▶ **Data lines**
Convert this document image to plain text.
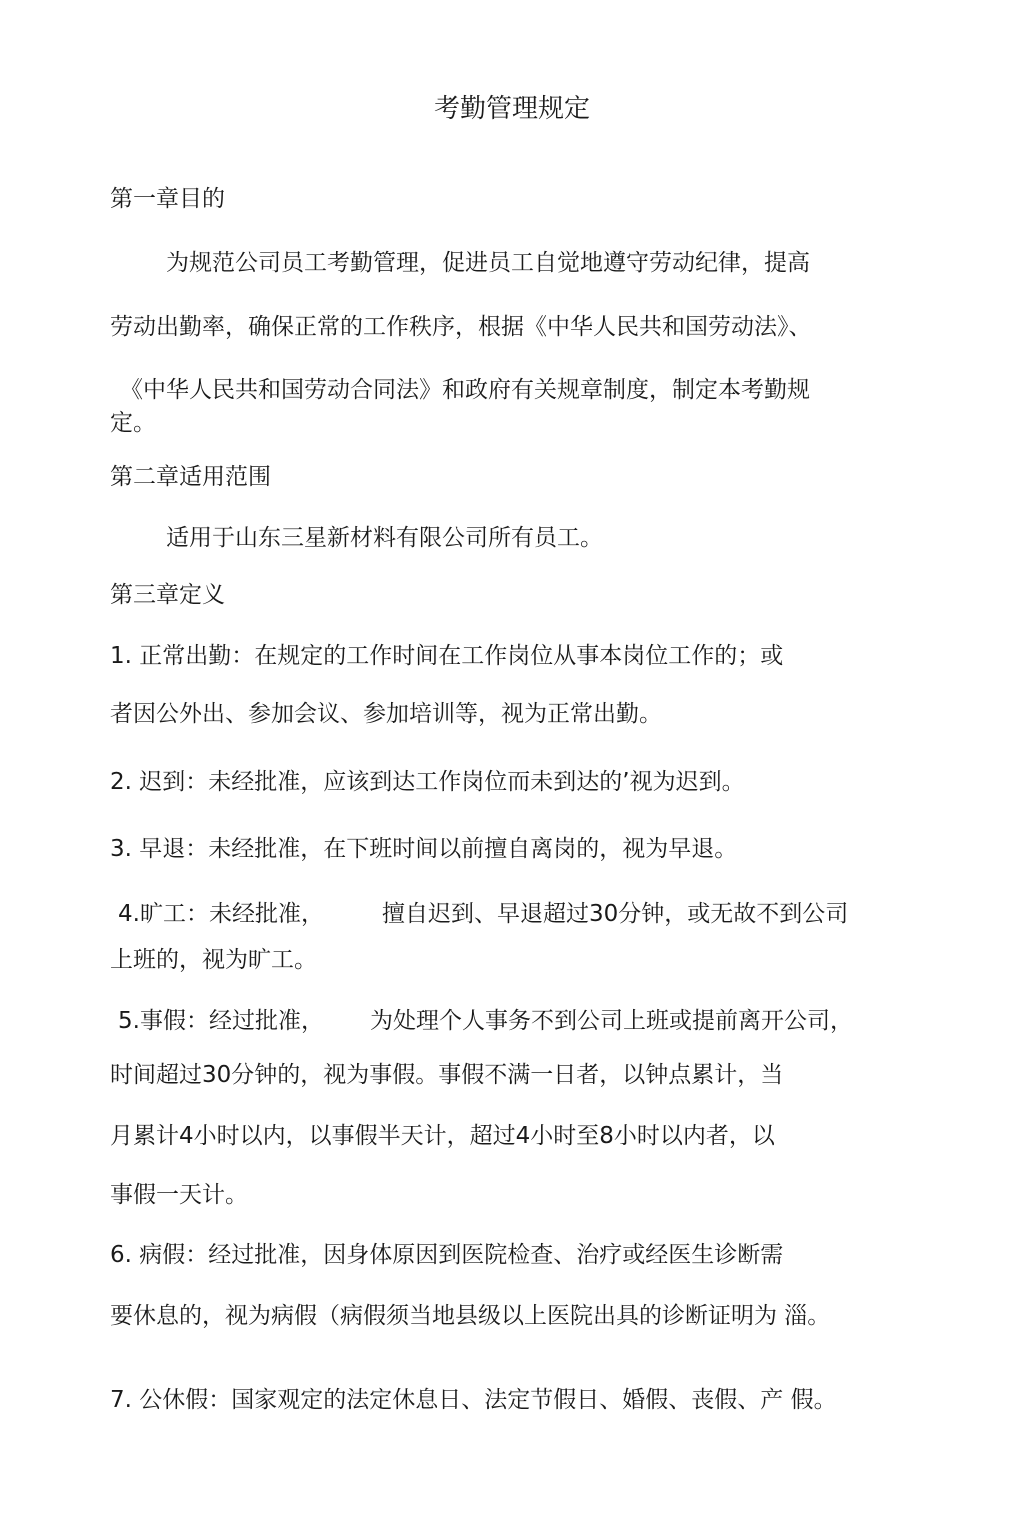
考勤管理规定
第一章目的
为规范公司员工考勤管理，促进员工自觉地遵守劳动纪律，提高
劳动出勤率，确保正常的工作秩序，根据《中华人民共和国劳动法》、
《中华人民共和国劳动合同法》和政府有关规章制度，制定本考勤规
定。
第二章适用范围
适用于山东三星新材料有限公司所有员工。
第三章定义
1. 正常出勤：在规定的工作时间在工作岗位从事本岗位工作的；或
者因公外出、参加会议、参加培训等，视为正常出勤。
2. 迟到：未经批准，应该到达工作岗位而未到达的’视为迟到。
3. 早退：未经批准，在下班时间以前擅自离岗的，视为早退。
4.旷工：未经批准，	擅自迟到、早退超过30分钟，或无故不到公司
上班的，视为旷工。
5.事假：经过批准， 为处理个人事务不到公司上班或提前离开公司，
时间超过30分钟的，视为事假。事假不满一日者，以钟点累计，当
月累计4小时以内，以事假半天计，超过4小时至8小时以内者，以
事假一天计。
6. 病假：经过批准，因身体原因到医院检查、治疗或经医生诊断需
要休息的，视为病假（病假须当地县级以上医院出具的诊断证明为 淄。
7. 公休假：国家观定的法定休息日、法定节假日、婚假、丧假、产 假。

▶ **Stated goal**
Leave out the pictures and print each record exactly as it stands.

▶ **Task response**
Convert this document image to plain text.
考勤管理规定
第一章目的
为规范公司员工考勤管理，促进员工自觉地遵守劳动纪律，提高
劳动出勤率，确保正常的工作秩序，根据《中华人民共和国劳动法》、
《中华人民共和国劳动合同法》和政府有关规章制度，制定本考勤规
定。
第二章适用范围
适用于山东三星新材料有限公司所有员工。
第三章定义
1. 正常出勤：在规定的工作时间在工作岗位从事本岗位工作的；或
者因公外出、参加会议、参加培训等，视为正常出勤。
2. 迟到：未经批准，应该到达工作岗位而未到达的’视为迟到。
3. 早退：未经批准，在下班时间以前擅自离岗的，视为早退。
4.旷工：未经批准，	擅自迟到、早退超过30分钟，或无故不到公司
上班的，视为旷工。
5.事假：经过批准， 为处理个人事务不到公司上班或提前离开公司，
时间超过30分钟的，视为事假。事假不满一日者，以钟点累计，当
月累计4小时以内，以事假半天计，超过4小时至8小时以内者，以
事假一天计。
6. 病假：经过批准，因身体原因到医院检查、治疗或经医生诊断需
要休息的，视为病假（病假须当地县级以上医院出具的诊断证明为 淄。
7. 公休假：国家观定的法定休息日、法定节假日、婚假、丧假、产 假。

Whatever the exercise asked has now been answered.